* Goal of the exercise:
All the data below goes into the copy word for word, but the pictures don't.
#### Raw data ####
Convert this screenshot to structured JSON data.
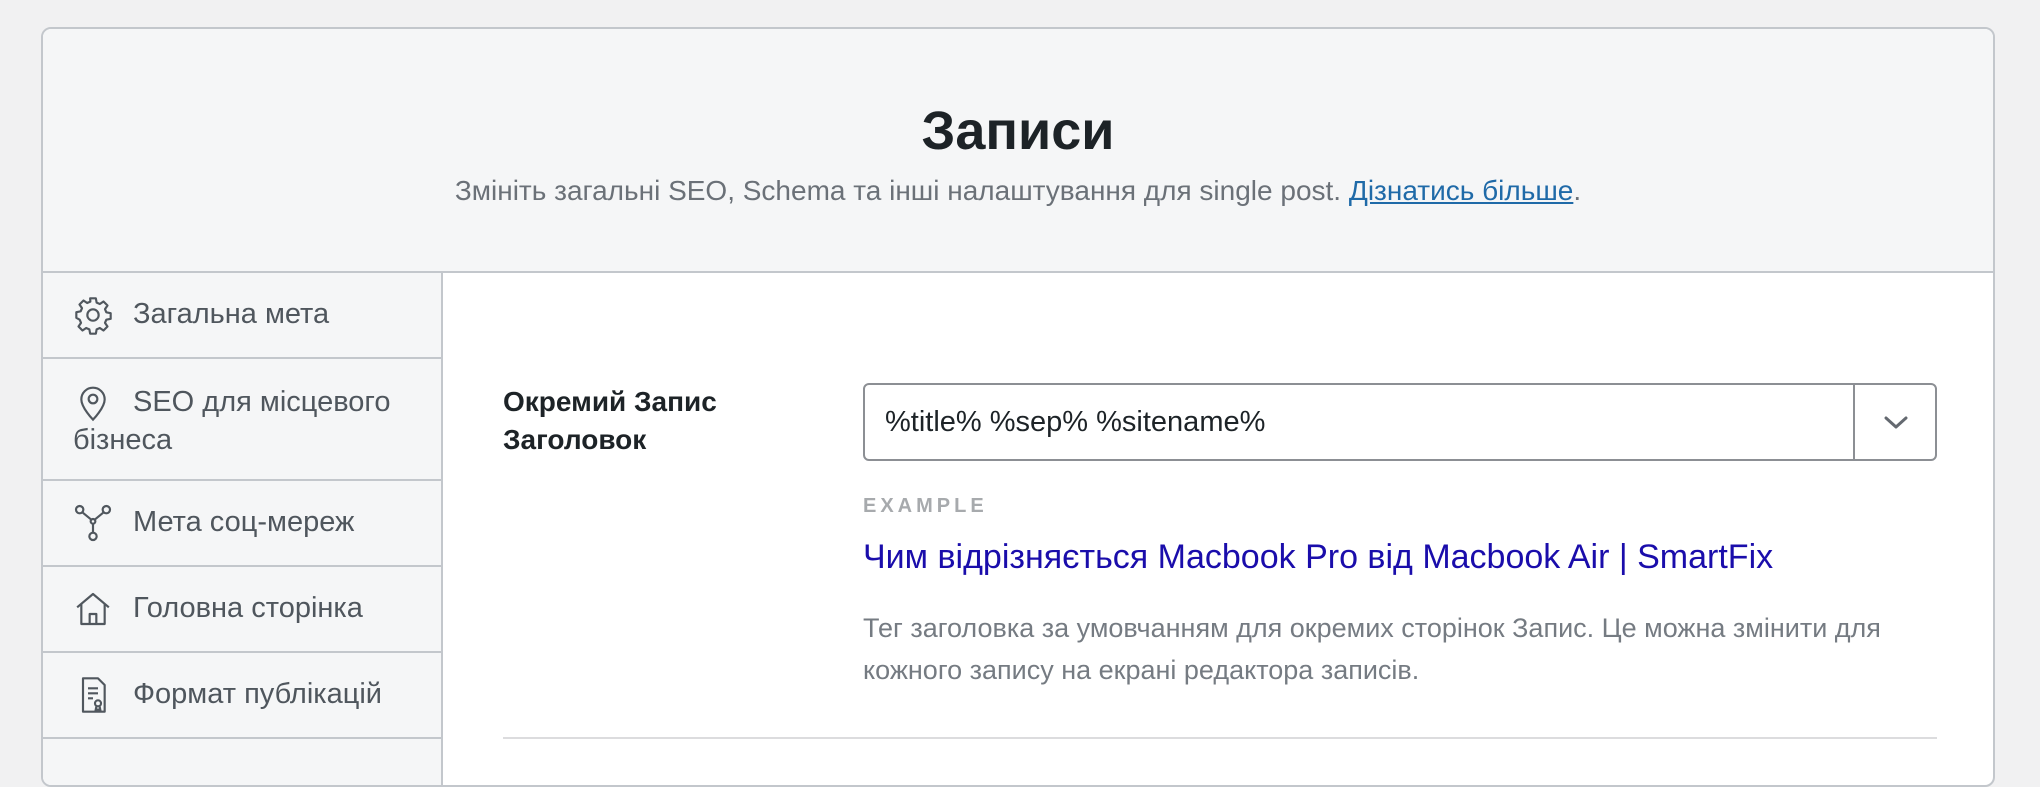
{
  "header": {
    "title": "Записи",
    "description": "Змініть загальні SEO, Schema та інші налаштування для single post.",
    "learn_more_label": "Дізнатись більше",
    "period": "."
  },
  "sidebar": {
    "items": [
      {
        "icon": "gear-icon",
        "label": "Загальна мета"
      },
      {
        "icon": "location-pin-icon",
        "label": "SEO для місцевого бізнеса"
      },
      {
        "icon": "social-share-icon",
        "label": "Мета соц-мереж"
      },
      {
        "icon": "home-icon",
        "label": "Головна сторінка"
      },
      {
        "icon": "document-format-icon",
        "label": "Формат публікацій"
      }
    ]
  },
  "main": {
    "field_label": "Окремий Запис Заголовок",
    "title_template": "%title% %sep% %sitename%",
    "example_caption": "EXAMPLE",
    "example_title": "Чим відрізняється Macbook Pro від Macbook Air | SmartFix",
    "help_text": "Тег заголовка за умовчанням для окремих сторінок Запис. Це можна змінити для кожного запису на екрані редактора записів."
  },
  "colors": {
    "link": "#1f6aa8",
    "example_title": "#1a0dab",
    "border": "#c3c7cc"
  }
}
####
* Response to the task:
Convert this screenshot to structured JSON data.
{
  "header": {
    "title": "Записи",
    "description": "Змініть загальні SEO, Schema та інші налаштування для single post.",
    "learn_more_label": "Дізнатись більше",
    "period": "."
  },
  "sidebar": {
    "items": [
      {
        "icon": "gear-icon",
        "label": "Загальна мета"
      },
      {
        "icon": "location-pin-icon",
        "label": "SEO для місцевого бізнеса"
      },
      {
        "icon": "social-share-icon",
        "label": "Мета соц-мереж"
      },
      {
        "icon": "home-icon",
        "label": "Головна сторінка"
      },
      {
        "icon": "document-format-icon",
        "label": "Формат публікацій"
      }
    ]
  },
  "main": {
    "field_label": "Окремий Запис Заголовок",
    "title_template": "%title% %sep% %sitename%",
    "example_caption": "EXAMPLE",
    "example_title": "Чим відрізняється Macbook Pro від Macbook Air | SmartFix",
    "help_text": "Тег заголовка за умовчанням для окремих сторінок Запис. Це можна змінити для кожного запису на екрані редактора записів."
  },
  "colors": {
    "link": "#1f6aa8",
    "example_title": "#1a0dab",
    "border": "#c3c7cc"
  }
}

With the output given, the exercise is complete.